**Instructions for the task**
Pick out and copy every line below that has the word "this".

• • • •

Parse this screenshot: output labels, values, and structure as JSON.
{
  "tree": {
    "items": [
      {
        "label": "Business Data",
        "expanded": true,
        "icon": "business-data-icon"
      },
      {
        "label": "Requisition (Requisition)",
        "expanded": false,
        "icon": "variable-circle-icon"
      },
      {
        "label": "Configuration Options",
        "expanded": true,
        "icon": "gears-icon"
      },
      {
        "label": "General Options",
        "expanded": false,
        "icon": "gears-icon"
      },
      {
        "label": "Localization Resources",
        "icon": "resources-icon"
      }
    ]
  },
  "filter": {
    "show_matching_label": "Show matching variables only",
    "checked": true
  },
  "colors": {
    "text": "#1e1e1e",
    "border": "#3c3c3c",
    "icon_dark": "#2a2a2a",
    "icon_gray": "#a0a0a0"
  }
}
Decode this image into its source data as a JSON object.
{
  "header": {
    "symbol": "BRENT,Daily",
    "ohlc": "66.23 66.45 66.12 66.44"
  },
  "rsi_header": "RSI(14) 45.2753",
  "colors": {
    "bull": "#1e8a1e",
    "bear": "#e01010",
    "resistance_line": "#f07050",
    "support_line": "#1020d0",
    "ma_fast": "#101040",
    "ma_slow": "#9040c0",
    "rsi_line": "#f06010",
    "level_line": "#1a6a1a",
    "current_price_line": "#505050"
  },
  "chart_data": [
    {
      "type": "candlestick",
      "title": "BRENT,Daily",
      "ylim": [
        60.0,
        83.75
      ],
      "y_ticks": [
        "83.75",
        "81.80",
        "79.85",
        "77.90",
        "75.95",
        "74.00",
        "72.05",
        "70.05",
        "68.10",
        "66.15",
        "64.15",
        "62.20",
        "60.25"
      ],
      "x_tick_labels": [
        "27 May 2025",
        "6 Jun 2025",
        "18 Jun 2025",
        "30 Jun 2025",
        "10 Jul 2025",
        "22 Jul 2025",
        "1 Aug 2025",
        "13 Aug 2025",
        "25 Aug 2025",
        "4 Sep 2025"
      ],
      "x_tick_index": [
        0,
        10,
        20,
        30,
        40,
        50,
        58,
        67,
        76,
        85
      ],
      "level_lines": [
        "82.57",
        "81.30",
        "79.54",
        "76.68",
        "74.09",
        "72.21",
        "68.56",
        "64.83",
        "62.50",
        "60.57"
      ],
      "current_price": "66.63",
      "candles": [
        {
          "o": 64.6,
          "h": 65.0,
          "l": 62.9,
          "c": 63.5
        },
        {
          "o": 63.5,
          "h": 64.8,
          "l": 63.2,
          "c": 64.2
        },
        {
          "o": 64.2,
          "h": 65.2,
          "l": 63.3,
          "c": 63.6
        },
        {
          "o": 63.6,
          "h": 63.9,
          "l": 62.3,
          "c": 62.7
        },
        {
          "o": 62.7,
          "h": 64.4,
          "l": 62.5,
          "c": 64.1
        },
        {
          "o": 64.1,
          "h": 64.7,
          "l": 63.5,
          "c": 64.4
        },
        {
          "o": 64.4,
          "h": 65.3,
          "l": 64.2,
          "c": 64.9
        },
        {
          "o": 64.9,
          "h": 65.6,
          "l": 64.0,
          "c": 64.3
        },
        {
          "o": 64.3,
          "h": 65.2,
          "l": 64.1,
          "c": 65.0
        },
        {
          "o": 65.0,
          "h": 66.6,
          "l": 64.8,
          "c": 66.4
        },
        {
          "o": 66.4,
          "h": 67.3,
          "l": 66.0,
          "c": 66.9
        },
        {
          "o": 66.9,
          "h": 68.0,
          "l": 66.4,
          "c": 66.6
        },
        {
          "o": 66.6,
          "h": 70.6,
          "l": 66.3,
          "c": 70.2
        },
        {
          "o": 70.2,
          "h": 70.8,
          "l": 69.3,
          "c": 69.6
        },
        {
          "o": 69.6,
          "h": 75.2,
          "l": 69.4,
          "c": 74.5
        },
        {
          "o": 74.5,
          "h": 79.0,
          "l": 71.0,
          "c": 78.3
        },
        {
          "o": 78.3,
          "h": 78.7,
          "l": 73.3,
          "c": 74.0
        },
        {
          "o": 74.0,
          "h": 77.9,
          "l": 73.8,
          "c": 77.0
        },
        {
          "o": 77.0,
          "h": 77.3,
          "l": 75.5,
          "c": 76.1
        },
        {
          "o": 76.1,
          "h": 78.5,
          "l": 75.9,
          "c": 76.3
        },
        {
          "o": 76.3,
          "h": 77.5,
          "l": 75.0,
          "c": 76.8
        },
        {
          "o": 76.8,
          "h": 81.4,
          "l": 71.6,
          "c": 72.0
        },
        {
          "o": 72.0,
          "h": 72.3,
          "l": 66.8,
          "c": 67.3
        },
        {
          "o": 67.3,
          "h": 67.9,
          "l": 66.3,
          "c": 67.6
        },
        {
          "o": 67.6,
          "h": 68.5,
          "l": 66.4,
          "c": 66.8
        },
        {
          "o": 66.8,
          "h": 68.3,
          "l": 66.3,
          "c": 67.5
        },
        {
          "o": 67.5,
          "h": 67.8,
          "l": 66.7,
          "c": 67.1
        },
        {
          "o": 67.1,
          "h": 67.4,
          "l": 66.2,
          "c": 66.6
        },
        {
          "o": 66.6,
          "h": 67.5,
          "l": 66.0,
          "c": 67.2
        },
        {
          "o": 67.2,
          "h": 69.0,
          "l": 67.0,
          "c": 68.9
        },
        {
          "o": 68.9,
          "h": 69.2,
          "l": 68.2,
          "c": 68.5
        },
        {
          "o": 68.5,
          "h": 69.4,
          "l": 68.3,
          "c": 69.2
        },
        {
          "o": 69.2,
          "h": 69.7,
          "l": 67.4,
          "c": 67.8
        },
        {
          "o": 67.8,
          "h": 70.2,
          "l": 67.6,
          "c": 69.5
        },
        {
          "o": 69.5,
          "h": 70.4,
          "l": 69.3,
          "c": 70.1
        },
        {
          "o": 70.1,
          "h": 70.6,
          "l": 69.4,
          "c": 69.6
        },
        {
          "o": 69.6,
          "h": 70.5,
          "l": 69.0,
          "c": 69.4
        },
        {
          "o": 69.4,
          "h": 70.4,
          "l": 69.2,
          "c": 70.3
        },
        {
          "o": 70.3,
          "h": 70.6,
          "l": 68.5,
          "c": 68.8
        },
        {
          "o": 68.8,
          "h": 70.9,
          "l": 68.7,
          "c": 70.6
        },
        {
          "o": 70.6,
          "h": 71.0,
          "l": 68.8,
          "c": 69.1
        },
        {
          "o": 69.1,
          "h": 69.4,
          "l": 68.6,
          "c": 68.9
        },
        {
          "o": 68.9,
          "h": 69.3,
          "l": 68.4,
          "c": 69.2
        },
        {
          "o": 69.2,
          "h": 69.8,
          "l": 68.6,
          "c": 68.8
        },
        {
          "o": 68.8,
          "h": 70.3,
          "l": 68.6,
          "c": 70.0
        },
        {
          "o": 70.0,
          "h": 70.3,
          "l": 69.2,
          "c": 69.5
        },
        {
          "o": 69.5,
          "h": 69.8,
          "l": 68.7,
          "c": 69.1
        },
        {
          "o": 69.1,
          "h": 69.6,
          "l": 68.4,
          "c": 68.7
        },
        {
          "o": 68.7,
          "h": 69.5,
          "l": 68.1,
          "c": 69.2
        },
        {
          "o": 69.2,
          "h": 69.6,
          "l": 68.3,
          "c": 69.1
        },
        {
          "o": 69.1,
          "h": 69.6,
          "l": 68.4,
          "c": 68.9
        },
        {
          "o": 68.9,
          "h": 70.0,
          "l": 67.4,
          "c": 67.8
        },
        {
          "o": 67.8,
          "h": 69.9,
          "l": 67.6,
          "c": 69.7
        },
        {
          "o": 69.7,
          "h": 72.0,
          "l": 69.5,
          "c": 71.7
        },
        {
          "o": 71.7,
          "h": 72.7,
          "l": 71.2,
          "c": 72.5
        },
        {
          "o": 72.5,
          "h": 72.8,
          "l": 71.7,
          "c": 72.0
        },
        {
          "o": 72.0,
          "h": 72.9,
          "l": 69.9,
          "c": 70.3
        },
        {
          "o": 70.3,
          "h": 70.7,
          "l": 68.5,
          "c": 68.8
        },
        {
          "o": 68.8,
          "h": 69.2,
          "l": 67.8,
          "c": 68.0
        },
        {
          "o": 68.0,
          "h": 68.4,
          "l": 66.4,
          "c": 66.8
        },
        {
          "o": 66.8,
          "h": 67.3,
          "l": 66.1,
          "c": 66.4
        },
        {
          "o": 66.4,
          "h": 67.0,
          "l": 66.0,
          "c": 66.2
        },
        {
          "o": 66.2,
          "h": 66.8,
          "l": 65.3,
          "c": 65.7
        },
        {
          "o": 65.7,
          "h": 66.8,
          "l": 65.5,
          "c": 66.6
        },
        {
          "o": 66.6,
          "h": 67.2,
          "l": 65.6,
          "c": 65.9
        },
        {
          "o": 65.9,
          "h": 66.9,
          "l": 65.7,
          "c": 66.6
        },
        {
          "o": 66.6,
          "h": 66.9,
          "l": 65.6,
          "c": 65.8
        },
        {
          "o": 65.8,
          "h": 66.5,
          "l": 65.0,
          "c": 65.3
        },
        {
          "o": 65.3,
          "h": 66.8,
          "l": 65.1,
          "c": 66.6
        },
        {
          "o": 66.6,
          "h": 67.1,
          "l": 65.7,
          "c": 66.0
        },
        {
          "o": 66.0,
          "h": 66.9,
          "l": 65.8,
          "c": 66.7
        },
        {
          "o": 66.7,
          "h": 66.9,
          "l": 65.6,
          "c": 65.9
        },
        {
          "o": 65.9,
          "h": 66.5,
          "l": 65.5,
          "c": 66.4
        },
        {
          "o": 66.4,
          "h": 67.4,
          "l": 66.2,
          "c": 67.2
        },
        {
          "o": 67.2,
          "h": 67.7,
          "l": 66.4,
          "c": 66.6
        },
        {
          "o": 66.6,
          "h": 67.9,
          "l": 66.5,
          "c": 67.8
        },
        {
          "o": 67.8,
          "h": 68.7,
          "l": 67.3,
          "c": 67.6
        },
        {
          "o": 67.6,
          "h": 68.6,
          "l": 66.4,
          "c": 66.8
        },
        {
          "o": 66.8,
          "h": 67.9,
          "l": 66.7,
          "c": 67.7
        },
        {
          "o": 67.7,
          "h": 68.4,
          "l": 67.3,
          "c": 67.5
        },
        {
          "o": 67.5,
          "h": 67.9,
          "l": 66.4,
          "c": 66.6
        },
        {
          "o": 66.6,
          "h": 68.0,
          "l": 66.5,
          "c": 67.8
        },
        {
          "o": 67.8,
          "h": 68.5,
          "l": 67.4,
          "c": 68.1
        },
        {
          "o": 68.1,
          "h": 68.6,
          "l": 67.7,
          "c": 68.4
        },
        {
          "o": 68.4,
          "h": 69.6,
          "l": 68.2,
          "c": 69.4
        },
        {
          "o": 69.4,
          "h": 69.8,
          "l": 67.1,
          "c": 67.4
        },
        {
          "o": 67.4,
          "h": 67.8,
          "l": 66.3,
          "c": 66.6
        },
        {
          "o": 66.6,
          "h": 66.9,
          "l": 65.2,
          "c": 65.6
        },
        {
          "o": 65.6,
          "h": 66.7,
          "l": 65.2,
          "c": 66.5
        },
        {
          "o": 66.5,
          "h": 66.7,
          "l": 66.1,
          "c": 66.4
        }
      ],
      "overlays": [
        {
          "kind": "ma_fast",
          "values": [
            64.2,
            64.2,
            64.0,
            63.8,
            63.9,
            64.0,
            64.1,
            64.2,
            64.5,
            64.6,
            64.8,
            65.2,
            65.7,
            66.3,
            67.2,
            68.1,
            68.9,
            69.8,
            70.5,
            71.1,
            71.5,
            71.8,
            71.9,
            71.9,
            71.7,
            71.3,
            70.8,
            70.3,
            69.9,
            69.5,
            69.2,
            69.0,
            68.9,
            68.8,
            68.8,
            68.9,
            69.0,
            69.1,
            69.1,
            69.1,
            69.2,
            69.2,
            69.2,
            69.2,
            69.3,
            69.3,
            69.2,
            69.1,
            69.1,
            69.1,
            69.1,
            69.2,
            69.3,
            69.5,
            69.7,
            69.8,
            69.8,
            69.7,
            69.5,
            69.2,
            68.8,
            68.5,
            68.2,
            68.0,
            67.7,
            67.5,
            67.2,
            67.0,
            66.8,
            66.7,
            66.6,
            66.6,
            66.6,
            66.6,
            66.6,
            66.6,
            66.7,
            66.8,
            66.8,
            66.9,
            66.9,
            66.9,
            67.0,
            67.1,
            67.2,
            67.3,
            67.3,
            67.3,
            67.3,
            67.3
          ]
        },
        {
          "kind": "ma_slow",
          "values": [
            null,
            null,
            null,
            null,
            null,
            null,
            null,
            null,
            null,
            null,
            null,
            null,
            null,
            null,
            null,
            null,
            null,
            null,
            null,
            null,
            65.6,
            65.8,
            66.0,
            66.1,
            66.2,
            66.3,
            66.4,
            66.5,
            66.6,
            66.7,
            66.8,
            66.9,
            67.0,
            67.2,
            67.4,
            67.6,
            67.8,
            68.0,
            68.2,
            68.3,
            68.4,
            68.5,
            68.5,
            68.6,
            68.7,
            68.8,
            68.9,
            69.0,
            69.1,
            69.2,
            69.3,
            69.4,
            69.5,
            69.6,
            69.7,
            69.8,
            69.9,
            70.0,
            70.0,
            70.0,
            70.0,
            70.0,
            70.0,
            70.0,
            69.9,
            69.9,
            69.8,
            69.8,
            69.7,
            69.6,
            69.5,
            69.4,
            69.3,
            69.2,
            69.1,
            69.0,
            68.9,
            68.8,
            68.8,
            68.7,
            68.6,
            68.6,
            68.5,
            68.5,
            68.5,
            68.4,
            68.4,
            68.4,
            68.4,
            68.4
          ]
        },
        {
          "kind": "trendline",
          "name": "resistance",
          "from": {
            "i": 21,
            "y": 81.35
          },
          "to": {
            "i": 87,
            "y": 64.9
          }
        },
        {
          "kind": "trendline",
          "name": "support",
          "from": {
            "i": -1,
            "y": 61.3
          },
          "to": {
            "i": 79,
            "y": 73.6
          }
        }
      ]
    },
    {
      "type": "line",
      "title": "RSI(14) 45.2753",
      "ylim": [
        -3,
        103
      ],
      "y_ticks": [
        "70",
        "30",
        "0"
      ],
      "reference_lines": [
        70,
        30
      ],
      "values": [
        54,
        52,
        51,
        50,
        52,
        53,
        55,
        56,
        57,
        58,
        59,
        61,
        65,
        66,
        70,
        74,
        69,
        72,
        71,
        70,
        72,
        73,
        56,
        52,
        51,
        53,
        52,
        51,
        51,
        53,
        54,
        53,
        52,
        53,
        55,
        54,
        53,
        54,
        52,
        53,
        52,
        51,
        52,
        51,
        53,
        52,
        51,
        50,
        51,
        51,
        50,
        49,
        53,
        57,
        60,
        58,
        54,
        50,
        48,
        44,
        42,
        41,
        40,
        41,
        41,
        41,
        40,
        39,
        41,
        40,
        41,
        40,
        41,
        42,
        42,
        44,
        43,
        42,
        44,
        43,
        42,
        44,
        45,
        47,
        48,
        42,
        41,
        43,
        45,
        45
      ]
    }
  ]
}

• • • •

**Exercise output**
Parse this screenshot: output labels, values, and structure as JSON.
Decode this image into its source data as a JSON object.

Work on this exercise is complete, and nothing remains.